* begin *
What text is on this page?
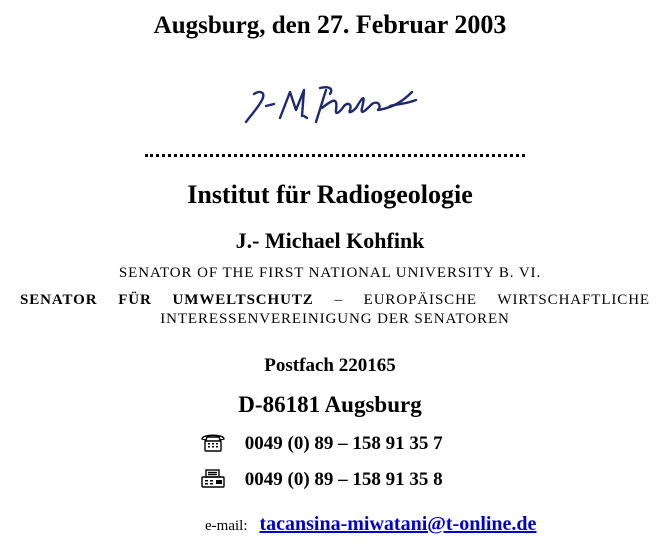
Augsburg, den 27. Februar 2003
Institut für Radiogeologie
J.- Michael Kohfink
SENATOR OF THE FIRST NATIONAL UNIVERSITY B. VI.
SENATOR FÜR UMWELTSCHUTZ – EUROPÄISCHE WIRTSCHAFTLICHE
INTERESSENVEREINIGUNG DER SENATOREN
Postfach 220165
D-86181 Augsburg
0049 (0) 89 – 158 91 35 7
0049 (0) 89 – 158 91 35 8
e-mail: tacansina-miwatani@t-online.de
* end *
* begin *
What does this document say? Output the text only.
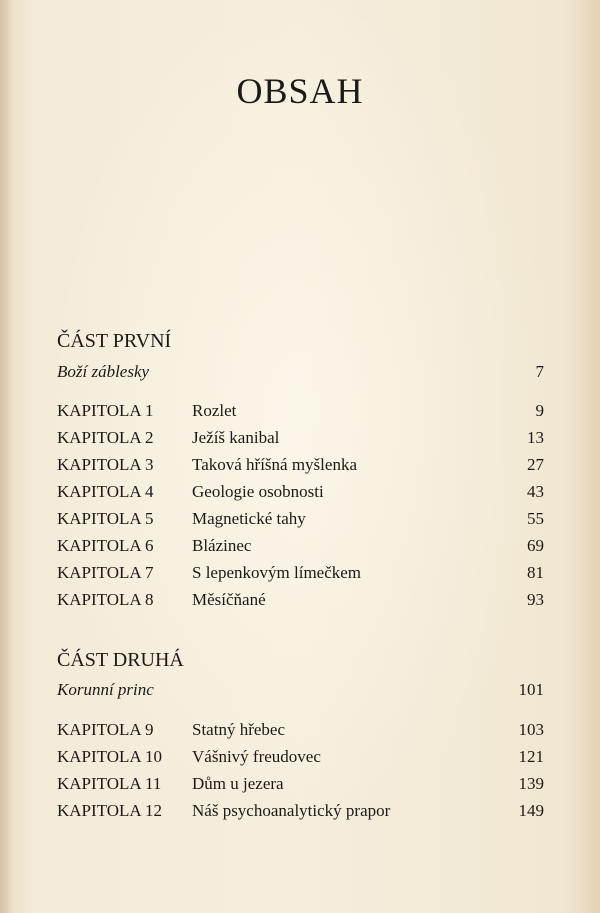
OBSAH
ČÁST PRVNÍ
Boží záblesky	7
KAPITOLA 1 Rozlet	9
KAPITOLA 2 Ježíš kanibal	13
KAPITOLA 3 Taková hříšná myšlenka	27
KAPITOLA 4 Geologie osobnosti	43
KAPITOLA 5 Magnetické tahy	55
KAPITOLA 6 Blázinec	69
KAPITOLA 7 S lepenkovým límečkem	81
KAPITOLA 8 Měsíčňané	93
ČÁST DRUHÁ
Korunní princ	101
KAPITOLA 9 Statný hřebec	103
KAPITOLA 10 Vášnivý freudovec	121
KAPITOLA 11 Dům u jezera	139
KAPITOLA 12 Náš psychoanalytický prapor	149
* end *
- **WRITTEN INSTRUCTION**
Copy every line of the listing that includes the string "KAPITOLA".

- **WRITTEN SOLUTION**
KAPITOLA 1 Rozlet	9
KAPITOLA 2 Ježíš kanibal	13
KAPITOLA 3 Taková hříšná myšlenka	27
KAPITOLA 4 Geologie osobnosti	43
KAPITOLA 5 Magnetické tahy	55
KAPITOLA 6 Blázinec	69
KAPITOLA 7 S lepenkovým límečkem	81
KAPITOLA 8 Měsíčňané	93
KAPITOLA 9 Statný hřebec	103
KAPITOLA 10 Vášnivý freudovec	121
KAPITOLA 11 Dům u jezera	139
KAPITOLA 12 Náš psychoanalytický prapor	149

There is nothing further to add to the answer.